- **Goal of the exercise**:
Return the lines starting with the line that contains "reaction-bar [40, 1773, 226, 1863]" and ending with the line that contains "more-label: 更多 [943, 2097, 1000, 2127]", reproducing each one without any change.

- **Records from a collection**:
※

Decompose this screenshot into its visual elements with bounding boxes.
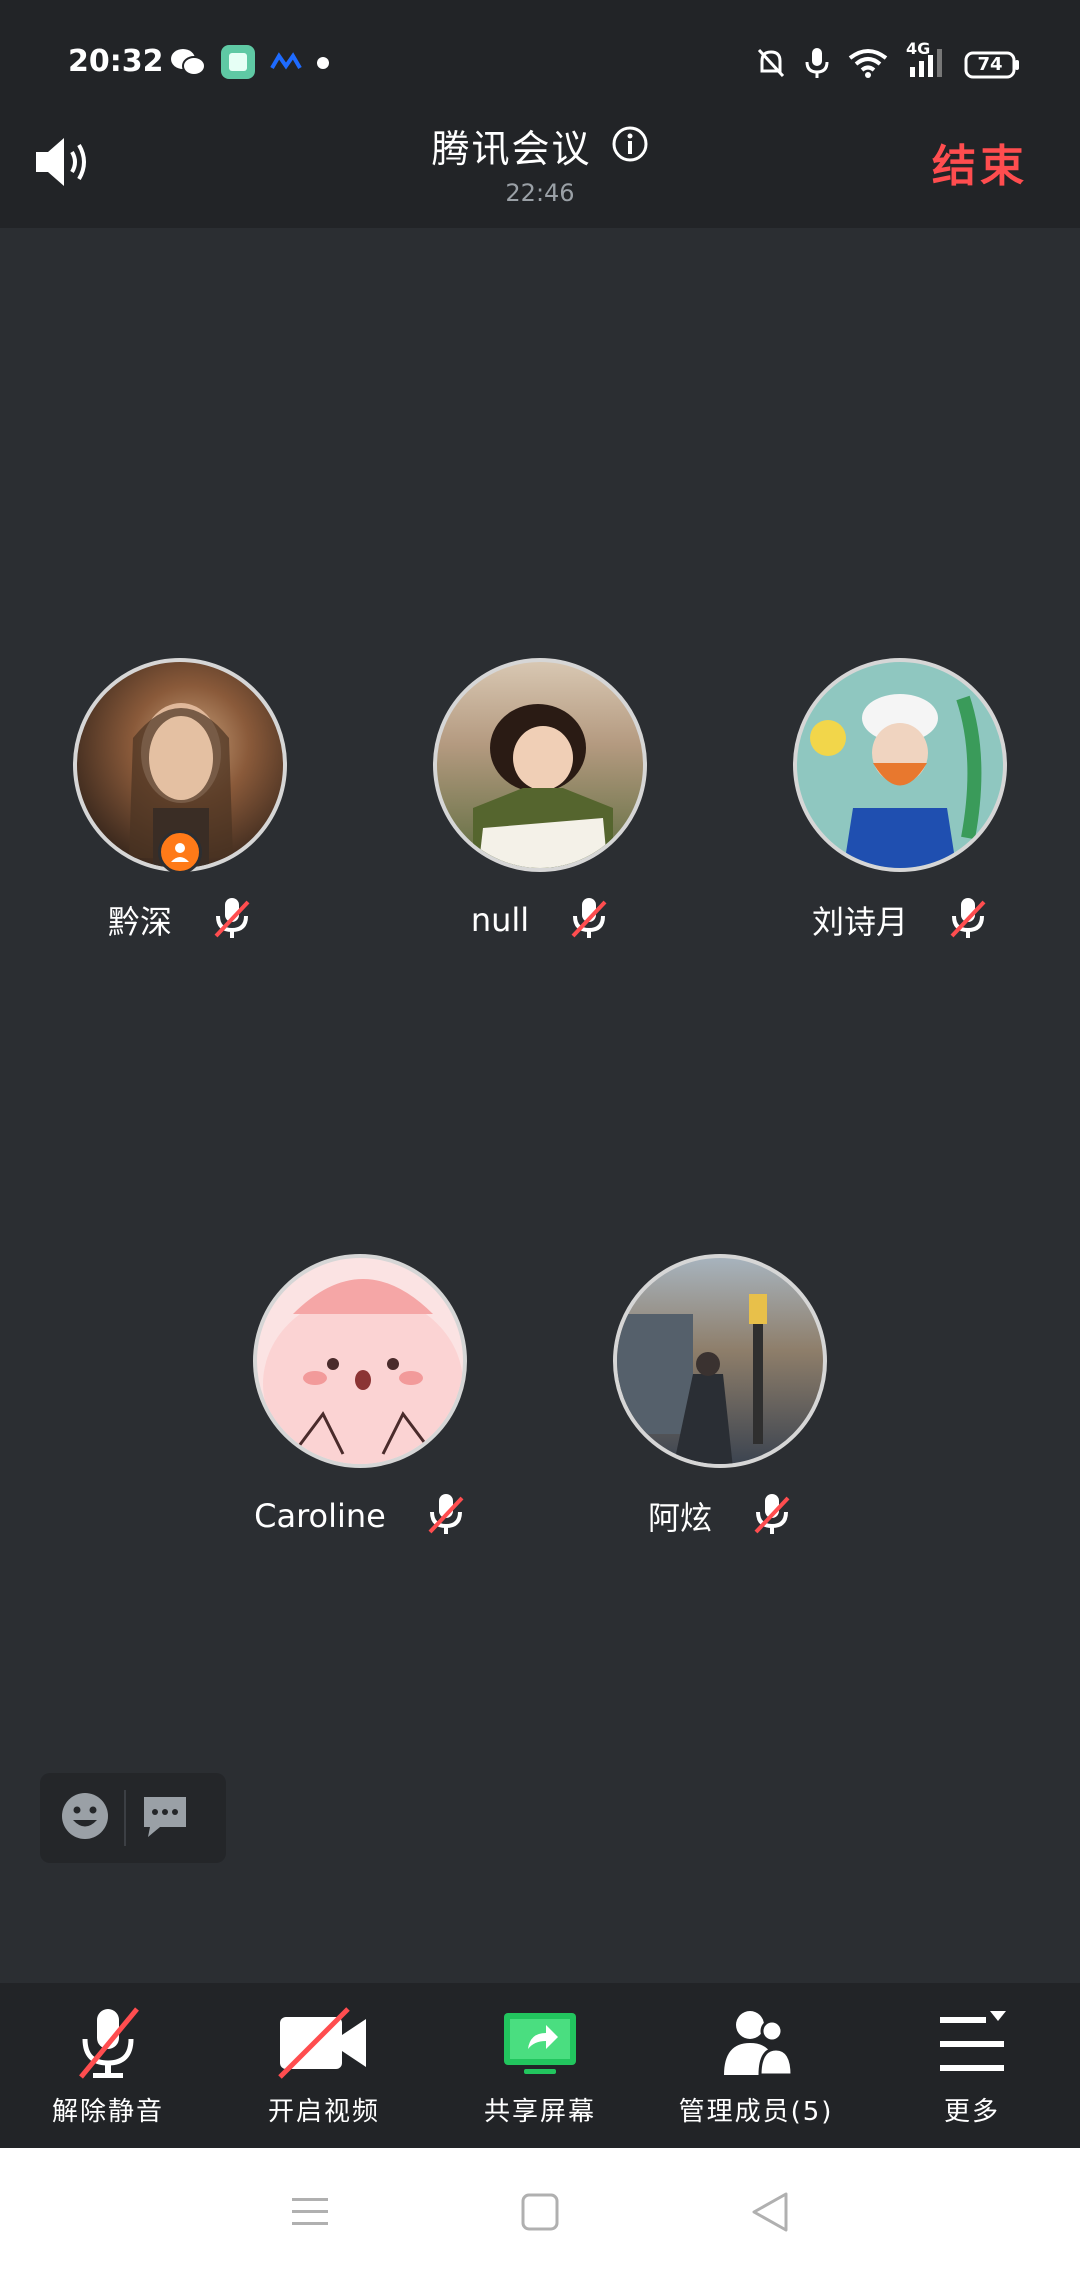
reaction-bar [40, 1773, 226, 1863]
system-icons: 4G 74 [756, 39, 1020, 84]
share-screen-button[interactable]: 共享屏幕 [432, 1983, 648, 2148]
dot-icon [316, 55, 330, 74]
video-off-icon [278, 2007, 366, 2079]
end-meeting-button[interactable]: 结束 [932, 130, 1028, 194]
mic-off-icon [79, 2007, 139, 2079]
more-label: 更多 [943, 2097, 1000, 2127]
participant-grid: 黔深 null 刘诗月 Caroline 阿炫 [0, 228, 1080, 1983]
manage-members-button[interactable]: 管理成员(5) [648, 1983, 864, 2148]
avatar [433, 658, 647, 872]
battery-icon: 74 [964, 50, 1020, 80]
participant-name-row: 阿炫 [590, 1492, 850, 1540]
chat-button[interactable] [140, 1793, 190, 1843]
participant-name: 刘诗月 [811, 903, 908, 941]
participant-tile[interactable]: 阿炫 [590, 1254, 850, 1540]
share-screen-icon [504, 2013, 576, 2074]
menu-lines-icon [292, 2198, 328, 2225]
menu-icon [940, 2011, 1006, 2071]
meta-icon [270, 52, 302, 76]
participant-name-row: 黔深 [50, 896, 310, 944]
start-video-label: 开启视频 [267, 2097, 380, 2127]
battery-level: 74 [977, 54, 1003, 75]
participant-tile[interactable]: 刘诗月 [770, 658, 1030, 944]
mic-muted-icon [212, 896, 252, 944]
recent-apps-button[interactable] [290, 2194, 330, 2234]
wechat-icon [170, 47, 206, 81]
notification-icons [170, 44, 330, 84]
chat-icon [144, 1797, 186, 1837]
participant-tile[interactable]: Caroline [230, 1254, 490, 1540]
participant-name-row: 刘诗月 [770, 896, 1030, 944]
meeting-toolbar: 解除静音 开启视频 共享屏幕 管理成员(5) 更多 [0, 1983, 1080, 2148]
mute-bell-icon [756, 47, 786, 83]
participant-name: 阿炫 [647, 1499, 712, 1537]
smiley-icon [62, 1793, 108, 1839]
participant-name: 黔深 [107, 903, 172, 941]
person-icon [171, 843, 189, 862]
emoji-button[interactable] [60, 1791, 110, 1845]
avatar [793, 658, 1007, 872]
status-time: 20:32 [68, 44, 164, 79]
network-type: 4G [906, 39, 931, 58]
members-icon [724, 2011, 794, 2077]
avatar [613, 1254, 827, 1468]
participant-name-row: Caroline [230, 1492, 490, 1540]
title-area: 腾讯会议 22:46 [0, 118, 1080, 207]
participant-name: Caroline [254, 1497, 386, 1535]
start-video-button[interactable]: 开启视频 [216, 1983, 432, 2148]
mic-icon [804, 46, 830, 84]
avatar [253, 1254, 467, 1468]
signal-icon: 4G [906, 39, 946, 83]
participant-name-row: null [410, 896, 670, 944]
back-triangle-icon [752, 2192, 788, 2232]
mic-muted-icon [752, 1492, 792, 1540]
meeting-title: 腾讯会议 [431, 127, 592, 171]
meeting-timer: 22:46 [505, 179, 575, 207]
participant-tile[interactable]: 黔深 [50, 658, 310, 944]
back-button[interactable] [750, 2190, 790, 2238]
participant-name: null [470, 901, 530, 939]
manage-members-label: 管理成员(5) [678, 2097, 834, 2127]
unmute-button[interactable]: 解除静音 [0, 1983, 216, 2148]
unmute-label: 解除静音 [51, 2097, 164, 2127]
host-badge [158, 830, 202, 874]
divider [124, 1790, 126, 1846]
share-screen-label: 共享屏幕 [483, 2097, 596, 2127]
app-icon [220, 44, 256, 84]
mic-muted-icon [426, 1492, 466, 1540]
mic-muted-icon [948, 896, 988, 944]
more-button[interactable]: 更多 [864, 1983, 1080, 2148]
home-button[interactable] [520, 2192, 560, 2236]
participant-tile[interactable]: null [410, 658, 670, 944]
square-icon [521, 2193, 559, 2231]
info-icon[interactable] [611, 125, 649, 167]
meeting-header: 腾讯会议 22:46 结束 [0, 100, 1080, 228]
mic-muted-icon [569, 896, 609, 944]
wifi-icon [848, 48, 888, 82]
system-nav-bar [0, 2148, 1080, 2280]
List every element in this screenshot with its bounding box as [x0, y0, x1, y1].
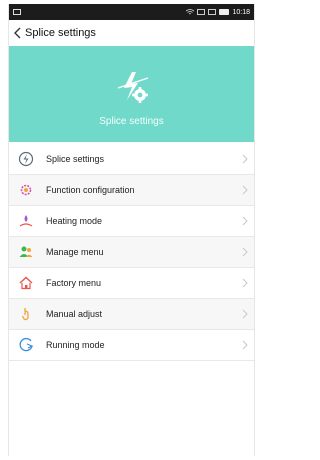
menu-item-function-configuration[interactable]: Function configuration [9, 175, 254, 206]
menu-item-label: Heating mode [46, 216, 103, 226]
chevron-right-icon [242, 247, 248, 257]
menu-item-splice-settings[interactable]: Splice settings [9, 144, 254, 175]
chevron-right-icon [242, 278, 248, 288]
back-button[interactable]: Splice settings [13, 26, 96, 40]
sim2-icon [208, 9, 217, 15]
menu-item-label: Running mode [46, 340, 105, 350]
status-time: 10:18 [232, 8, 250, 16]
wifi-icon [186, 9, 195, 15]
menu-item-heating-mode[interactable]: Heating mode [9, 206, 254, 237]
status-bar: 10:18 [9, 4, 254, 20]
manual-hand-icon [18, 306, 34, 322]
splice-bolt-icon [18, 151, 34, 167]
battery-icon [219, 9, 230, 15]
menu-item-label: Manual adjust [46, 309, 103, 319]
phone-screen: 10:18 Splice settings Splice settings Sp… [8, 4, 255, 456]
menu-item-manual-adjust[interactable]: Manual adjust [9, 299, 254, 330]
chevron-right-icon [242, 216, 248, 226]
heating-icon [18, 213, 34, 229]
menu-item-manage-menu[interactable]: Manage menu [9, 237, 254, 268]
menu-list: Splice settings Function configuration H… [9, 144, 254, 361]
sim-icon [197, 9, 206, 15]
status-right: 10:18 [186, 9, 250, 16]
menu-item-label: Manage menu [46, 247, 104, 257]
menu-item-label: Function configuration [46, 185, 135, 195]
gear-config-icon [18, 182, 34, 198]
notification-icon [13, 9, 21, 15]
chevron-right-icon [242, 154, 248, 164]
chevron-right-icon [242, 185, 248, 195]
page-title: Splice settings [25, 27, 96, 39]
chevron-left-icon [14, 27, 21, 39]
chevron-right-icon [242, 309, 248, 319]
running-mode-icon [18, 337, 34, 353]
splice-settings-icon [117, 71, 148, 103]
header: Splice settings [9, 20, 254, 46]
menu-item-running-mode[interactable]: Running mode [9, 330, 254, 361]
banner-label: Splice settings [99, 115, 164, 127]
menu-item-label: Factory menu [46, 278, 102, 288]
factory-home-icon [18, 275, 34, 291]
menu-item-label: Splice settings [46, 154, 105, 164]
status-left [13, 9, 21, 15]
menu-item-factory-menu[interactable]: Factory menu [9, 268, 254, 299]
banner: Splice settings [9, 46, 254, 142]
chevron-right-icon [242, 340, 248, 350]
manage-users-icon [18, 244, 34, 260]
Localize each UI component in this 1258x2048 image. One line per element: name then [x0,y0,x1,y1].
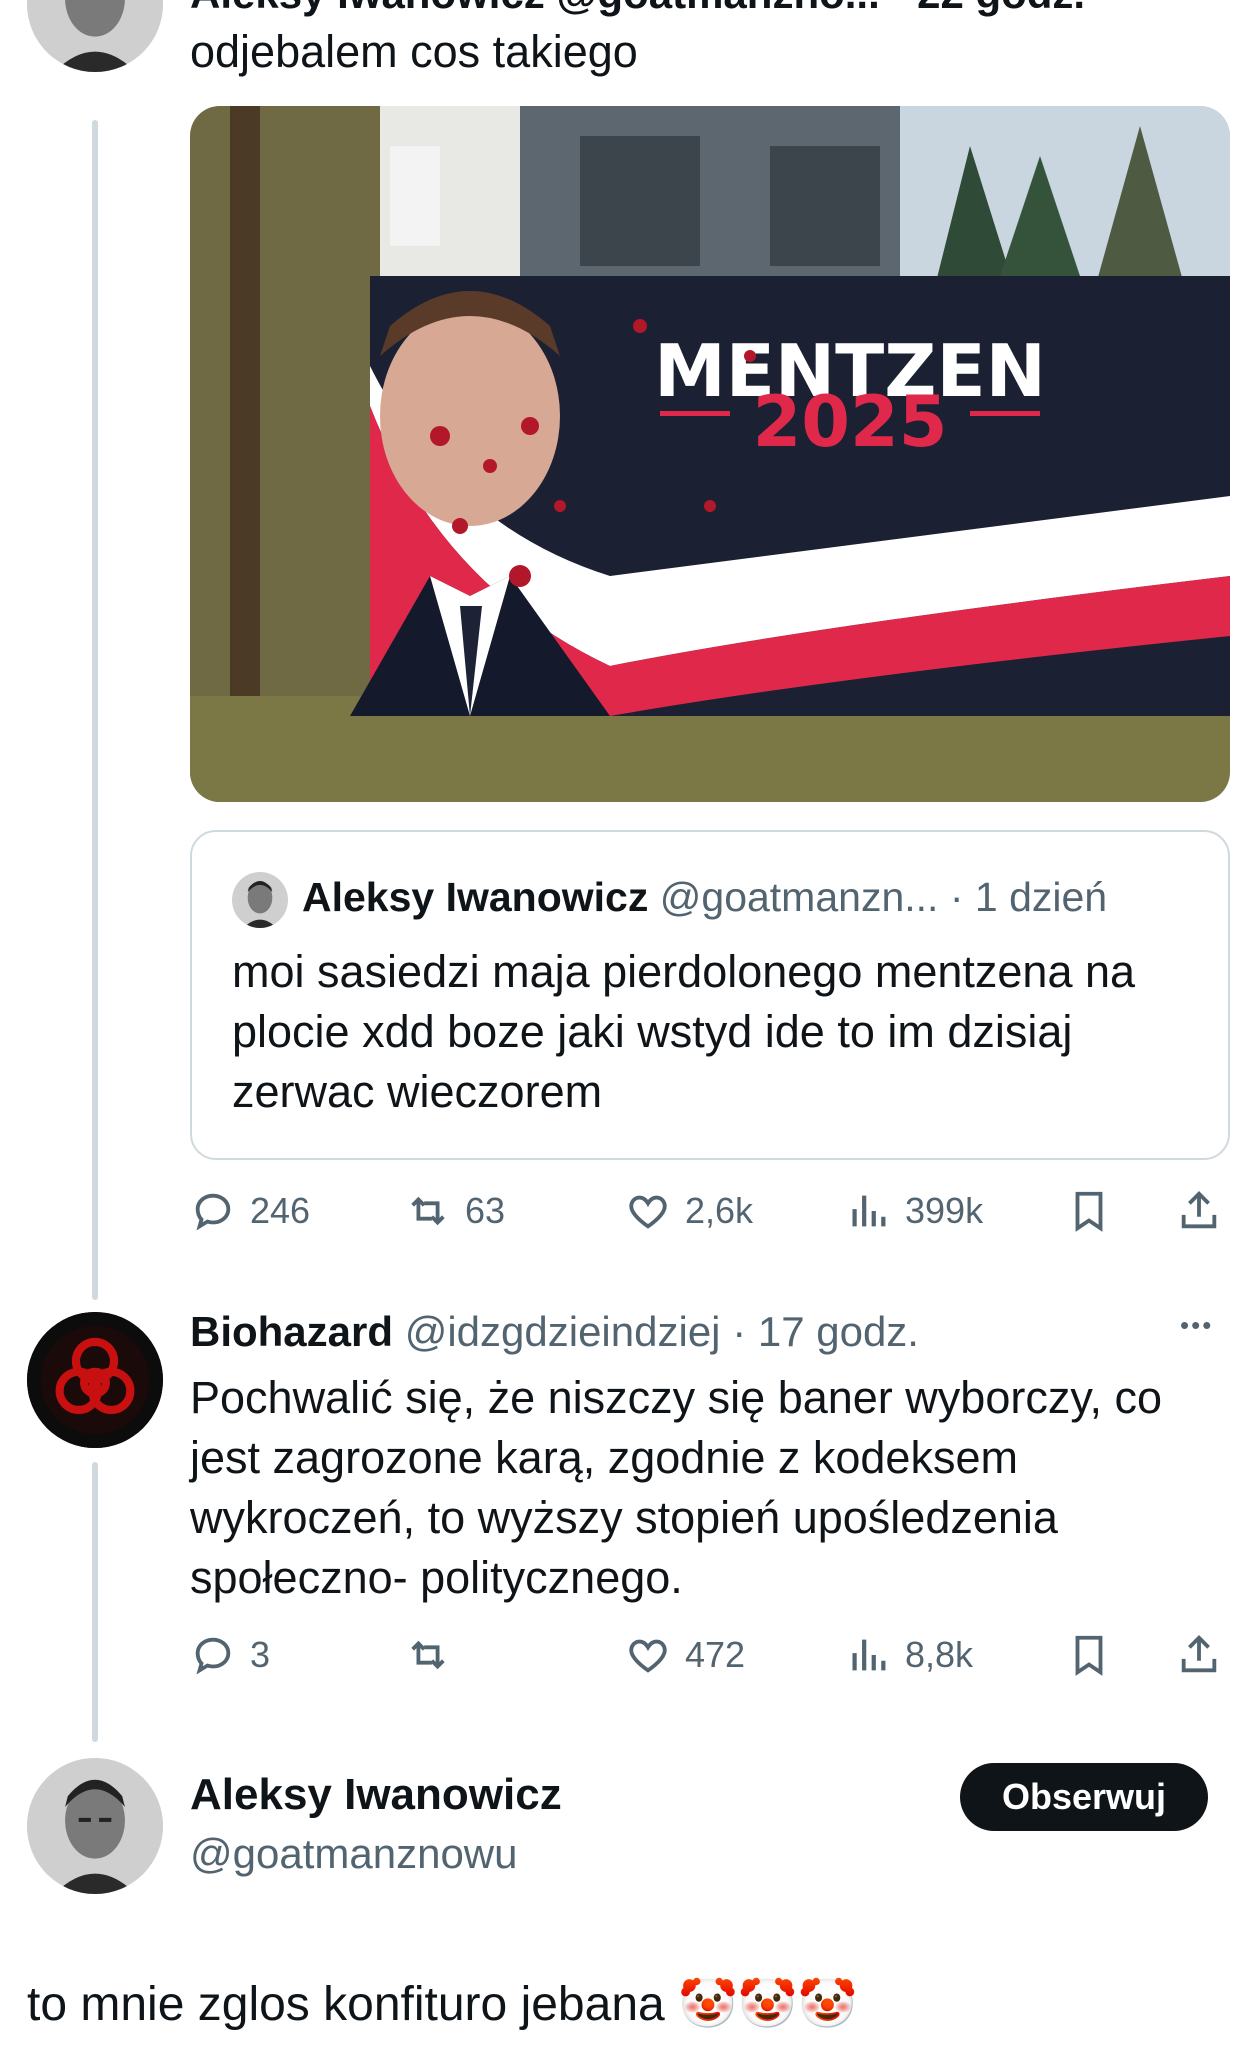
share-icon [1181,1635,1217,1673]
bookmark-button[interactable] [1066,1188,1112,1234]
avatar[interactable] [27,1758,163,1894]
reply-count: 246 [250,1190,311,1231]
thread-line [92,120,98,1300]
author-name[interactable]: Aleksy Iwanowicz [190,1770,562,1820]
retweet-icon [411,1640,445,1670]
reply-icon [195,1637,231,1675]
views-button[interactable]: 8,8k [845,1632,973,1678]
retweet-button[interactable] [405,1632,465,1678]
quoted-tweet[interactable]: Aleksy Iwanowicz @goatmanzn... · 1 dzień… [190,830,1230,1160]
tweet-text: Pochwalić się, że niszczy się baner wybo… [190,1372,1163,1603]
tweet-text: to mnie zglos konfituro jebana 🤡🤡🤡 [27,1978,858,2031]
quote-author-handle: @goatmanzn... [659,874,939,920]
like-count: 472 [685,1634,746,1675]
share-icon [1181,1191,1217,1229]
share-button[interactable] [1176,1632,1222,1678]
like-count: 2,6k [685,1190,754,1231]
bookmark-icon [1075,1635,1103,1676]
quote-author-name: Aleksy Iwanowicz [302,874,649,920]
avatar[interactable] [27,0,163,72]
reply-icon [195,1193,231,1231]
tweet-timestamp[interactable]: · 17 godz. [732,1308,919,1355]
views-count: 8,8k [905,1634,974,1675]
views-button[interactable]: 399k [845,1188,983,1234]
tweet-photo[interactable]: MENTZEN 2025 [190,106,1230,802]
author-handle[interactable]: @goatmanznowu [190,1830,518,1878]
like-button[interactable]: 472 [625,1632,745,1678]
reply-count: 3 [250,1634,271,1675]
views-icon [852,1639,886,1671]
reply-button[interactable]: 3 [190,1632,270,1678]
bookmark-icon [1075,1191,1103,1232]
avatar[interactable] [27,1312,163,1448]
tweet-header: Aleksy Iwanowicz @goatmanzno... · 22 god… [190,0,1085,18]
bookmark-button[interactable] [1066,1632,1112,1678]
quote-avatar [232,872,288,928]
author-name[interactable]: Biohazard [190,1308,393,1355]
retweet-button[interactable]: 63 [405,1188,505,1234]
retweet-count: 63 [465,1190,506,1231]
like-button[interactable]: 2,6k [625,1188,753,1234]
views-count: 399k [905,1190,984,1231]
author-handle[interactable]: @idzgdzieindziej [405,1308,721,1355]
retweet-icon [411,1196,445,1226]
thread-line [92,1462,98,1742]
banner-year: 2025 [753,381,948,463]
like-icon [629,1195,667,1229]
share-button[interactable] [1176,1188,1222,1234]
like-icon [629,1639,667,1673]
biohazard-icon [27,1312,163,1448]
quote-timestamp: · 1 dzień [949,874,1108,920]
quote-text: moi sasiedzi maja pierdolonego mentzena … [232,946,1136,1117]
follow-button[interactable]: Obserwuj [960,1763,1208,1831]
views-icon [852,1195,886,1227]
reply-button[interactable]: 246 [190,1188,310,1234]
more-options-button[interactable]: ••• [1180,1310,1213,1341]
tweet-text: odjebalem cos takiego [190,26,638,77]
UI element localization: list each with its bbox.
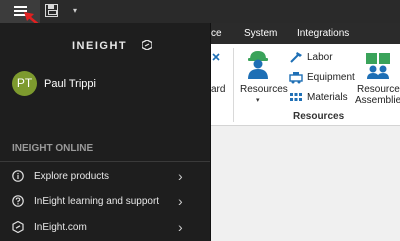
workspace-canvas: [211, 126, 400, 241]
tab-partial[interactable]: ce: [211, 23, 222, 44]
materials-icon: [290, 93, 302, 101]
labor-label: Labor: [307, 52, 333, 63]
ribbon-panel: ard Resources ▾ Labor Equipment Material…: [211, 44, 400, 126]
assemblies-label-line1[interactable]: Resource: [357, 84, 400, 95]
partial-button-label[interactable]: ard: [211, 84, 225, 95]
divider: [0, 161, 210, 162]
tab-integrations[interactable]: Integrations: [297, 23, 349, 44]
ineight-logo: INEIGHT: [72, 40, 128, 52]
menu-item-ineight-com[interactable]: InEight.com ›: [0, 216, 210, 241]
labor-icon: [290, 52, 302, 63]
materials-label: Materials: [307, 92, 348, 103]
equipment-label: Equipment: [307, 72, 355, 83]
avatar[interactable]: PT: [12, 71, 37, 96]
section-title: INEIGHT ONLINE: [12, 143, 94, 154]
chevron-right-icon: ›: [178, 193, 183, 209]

※

- **Final result**:
reaction-bar [40, 1773, 226, 1863]
system-icons: 4G 74 [756, 39, 1020, 84]
share-screen-button[interactable]: 共享屏幕 [432, 1983, 648, 2148]
dot-icon [316, 55, 330, 74]
video-off-icon [278, 2007, 366, 2079]
end-meeting-button[interactable]: 结束 [932, 130, 1028, 194]
mic-off-icon [79, 2007, 139, 2079]
more-label: 更多 [943, 2097, 1000, 2127]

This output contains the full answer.